- [Task details]: Format the entries from the line with "menu-bearbeiten[interactable]: Bearbeiten <box>48" to the line with "base-score: 5,9 <box>1001 126 1081 198</box>" as a numbered list, omitting blank lines.

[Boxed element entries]
|---|

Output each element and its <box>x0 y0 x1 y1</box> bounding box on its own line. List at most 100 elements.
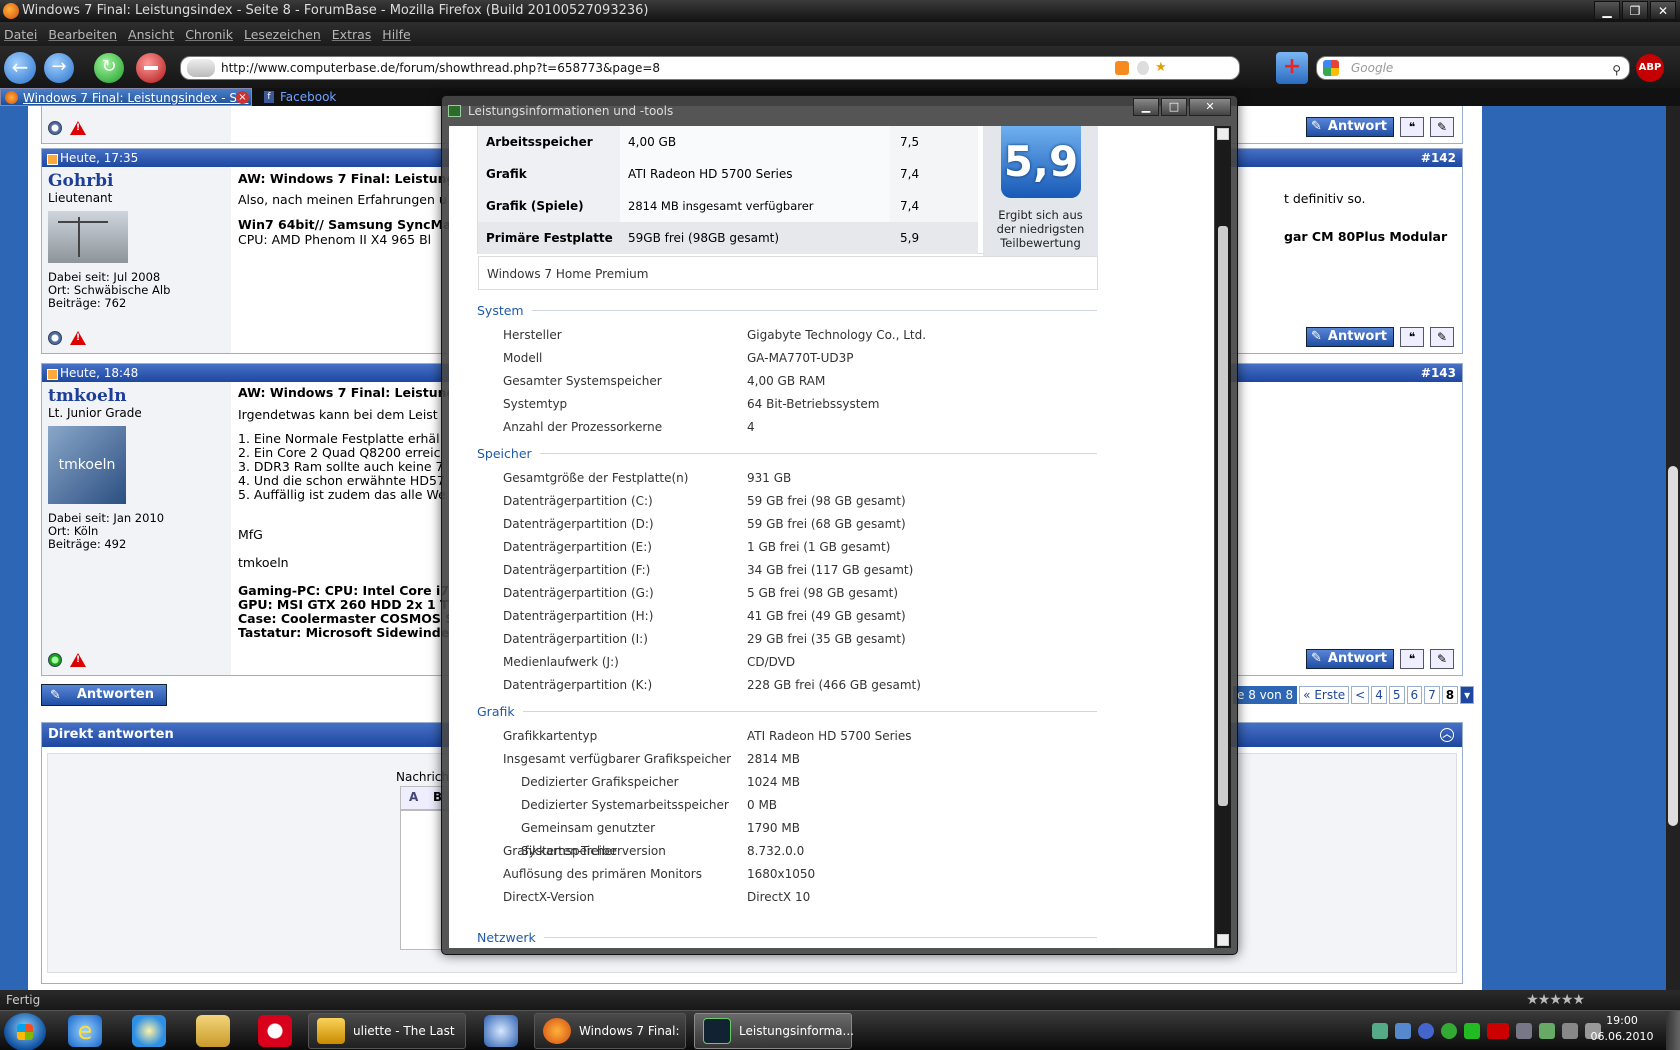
menu-bearbeiten[interactable]: Bearbeiten <box>48 27 117 42</box>
tray-shield-icon[interactable] <box>1418 1023 1434 1039</box>
opera-icon[interactable] <box>258 1015 292 1047</box>
dialog-maximize-button[interactable]: □ <box>1161 98 1187 116</box>
winamp-icon <box>317 1018 345 1044</box>
post-number[interactable]: #143 <box>1421 364 1456 382</box>
font-format-icon[interactable]: A <box>409 790 418 804</box>
report-warning-icon[interactable] <box>70 331 86 345</box>
file-explorer-icon[interactable] <box>196 1015 230 1047</box>
tray-app-icon[interactable] <box>1395 1023 1411 1039</box>
forward-arrow-icon[interactable]: → <box>44 53 74 83</box>
tray-ati-icon[interactable] <box>1487 1023 1509 1039</box>
page-dropdown-icon[interactable]: ▾ <box>1460 686 1475 704</box>
post-author[interactable]: tmkoeln <box>48 386 225 406</box>
show-desktop-button[interactable] <box>1666 1011 1680 1050</box>
start-button[interactable] <box>4 1013 46 1050</box>
prev-page-link[interactable]: < <box>1351 686 1370 704</box>
search-icon[interactable]: ⚲ <box>1612 59 1621 81</box>
scroll-up-arrow-icon[interactable] <box>1217 128 1229 140</box>
tray-update-icon[interactable] <box>1441 1023 1457 1039</box>
post-author[interactable]: Gohrbi <box>48 171 225 191</box>
base-score: 5,9 <box>1001 126 1081 198</box>
tray-green-icon[interactable] <box>1464 1023 1480 1039</box>
menu-hilfe[interactable]: Hilfe <box>382 27 410 42</box>
rating-stars-icon[interactable]: ★★★★★ <box>1526 992 1585 1008</box>
tab-close-icon[interactable]: × <box>236 91 249 104</box>
tab-facebook[interactable]: f Facebook <box>258 88 398 106</box>
info-row: Grafikkarten-Treiberversion 8.732.0.0 <box>477 840 1097 863</box>
quote-icon[interactable]: ❝ <box>1400 327 1424 347</box>
bookmark-star-icon[interactable]: ★ <box>1155 60 1169 76</box>
page-link-5[interactable]: 5 <box>1388 686 1405 704</box>
dialog-close-button[interactable]: ✕ <box>1189 98 1231 116</box>
quote-icon[interactable]: ❝ <box>1400 649 1424 669</box>
section-network: Netzwerk <box>477 929 1097 945</box>
scroll-down-arrow-icon[interactable] <box>1217 934 1229 946</box>
dialog-scrollbar[interactable] <box>1214 126 1231 948</box>
internet-explorer-icon[interactable]: e <box>68 1015 102 1047</box>
dialog-minimize-button[interactable]: ▁ <box>1133 98 1159 116</box>
page-scrollbar[interactable] <box>1666 106 1680 990</box>
menu-bar: Datei Bearbeiten Ansicht Chronik Lesezei… <box>0 22 1680 46</box>
maximize-button[interactable]: ❐ <box>1622 1 1648 20</box>
taskbar-item-leistung[interactable]: Leistungsinforma... <box>694 1013 854 1049</box>
menu-extras[interactable]: Extras <box>332 27 372 42</box>
messenger-icon[interactable] <box>484 1015 518 1047</box>
close-button[interactable]: ✕ <box>1650 1 1676 20</box>
site-identity-icon[interactable] <box>187 59 215 77</box>
performance-monitor-icon <box>703 1018 731 1044</box>
tray-flag-icon[interactable] <box>1562 1023 1578 1039</box>
tray-app2-icon[interactable] <box>1539 1023 1555 1039</box>
info-row: Gemeinsam genutzter Systemspeicher 1790 M… <box>477 817 1097 858</box>
minimize-button[interactable]: ▁ <box>1594 1 1620 20</box>
tray-network-icon[interactable] <box>1372 1023 1388 1039</box>
dialog-scrollbar-thumb[interactable] <box>1218 226 1228 806</box>
url-bar[interactable]: http://www.computerbase.de/forum/showthr… <box>180 56 1240 80</box>
antworten-button[interactable]: Antworten <box>41 684 167 706</box>
adblock-icon[interactable]: ABP <box>1636 54 1664 82</box>
clock[interactable]: 19:00 06.06.2010 <box>1580 1013 1664 1045</box>
quote-icon[interactable]: ❝ <box>1400 117 1424 137</box>
multiquote-icon[interactable]: ✎ <box>1430 649 1454 669</box>
search-input[interactable]: Google ⚲ <box>1316 56 1630 80</box>
location-icon[interactable] <box>1137 61 1149 75</box>
page-link-4[interactable]: 4 <box>1371 686 1387 704</box>
reload-icon[interactable]: ↻ <box>94 53 124 83</box>
url-text: http://www.computerbase.de/forum/showthr… <box>221 61 661 75</box>
post-date: Heute, 18:48 <box>60 366 139 380</box>
collapse-icon[interactable]: ︿ <box>1440 728 1454 742</box>
google-icon[interactable] <box>1323 60 1339 76</box>
menu-chronik[interactable]: Chronik <box>185 27 233 42</box>
info-value: 5 GB frei (98 GB gesamt) <box>747 586 899 600</box>
multiquote-icon[interactable]: ✎ <box>1430 327 1454 347</box>
menu-datei[interactable]: Datei <box>4 27 37 42</box>
report-warning-icon[interactable] <box>70 653 86 667</box>
page-link-7[interactable]: 7 <box>1424 686 1440 704</box>
antwort-button[interactable]: Antwort <box>1306 327 1394 347</box>
antwort-button[interactable]: Antwort <box>1306 649 1394 669</box>
antwort-button[interactable]: Antwort <box>1306 117 1394 137</box>
tray-device-icon[interactable] <box>1516 1023 1532 1039</box>
media-player-icon[interactable] <box>132 1015 166 1047</box>
menu-lesezeichen[interactable]: Lesezeichen <box>244 27 321 42</box>
taskbar-item-winamp[interactable]: uliette - The Last ... <box>308 1013 466 1049</box>
taskbar-item-firefox[interactable]: Windows 7 Final: ... <box>534 1013 686 1049</box>
add-bookmark-icon[interactable]: + <box>1276 52 1308 84</box>
multiquote-icon[interactable]: ✎ <box>1430 117 1454 137</box>
pagination: e 8 von 8 « Erste < 4 5 6 7 8 ▾ <box>1233 686 1475 704</box>
avatar[interactable] <box>48 211 128 263</box>
tab-forum[interactable]: Windows 7 Final: Leistungsindex - S... × <box>0 88 252 106</box>
rss-feed-icon[interactable] <box>1115 61 1129 75</box>
page-link-6[interactable]: 6 <box>1406 686 1423 704</box>
report-warning-icon[interactable] <box>70 121 86 135</box>
back-arrow-icon[interactable]: ← <box>4 52 36 84</box>
firefox-tab-icon <box>5 91 18 104</box>
post-number[interactable]: #142 <box>1421 149 1456 167</box>
stop-icon[interactable] <box>136 53 166 83</box>
info-value: 1 GB frei (1 GB gesamt) <box>747 540 891 554</box>
menu-ansicht[interactable]: Ansicht <box>128 27 174 42</box>
page-scrollbar-thumb[interactable] <box>1668 466 1678 826</box>
info-key: Auflösung des primären Monitors <box>503 867 702 881</box>
avatar[interactable]: tmkoeln <box>48 426 126 504</box>
info-row: Auflösung des primären Monitors 1680x1050 <box>477 863 1097 886</box>
first-page-link[interactable]: « Erste <box>1299 686 1350 704</box>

|---|

- [Output]:
1. menu-bearbeiten[interactable]: Bearbeiten <box>48 27 117 42</box>
2. tray-shield-icon[interactable] <box>1418 1023 1434 1039</box>
3. opera-icon[interactable] <box>258 1015 292 1047</box>
4. dialog-maximize-button[interactable]: □ <box>1161 98 1187 116</box>
5. winamp-icon <box>317 1018 345 1044</box>
6. post-number[interactable]: #143 <box>1421 364 1456 382</box>
7. font-format-icon[interactable]: A <box>409 790 418 804</box>
8. report-warning-icon[interactable] <box>70 331 86 345</box>
9. file-explorer-icon[interactable] <box>196 1015 230 1047</box>
10. tray-app-icon[interactable] <box>1395 1023 1411 1039</box>
11. forward-arrow-icon[interactable]: → <box>44 53 74 83</box>
12. tray-ati-icon[interactable] <box>1487 1023 1509 1039</box>
13. page-dropdown-icon[interactable]: ▾ <box>1460 686 1475 704</box>
14. post-author[interactable]: tmkoeln <box>48 386 225 406</box>
15. show-desktop-button[interactable] <box>1666 1011 1680 1050</box>
16. start-button[interactable] <box>4 1013 46 1050</box>
17. prev-page-link[interactable]: < <box>1351 686 1370 704</box>
18. search-icon[interactable]: ⚲ <box>1612 59 1621 81</box>
19. scroll-up-arrow-icon[interactable] <box>1217 128 1229 140</box>
20. tray-update-icon[interactable] <box>1441 1023 1457 1039</box>
21. post-author[interactable]: Gohrbi <box>48 171 225 191</box>
22. base-score: 5,9 <box>1001 126 1081 198</box>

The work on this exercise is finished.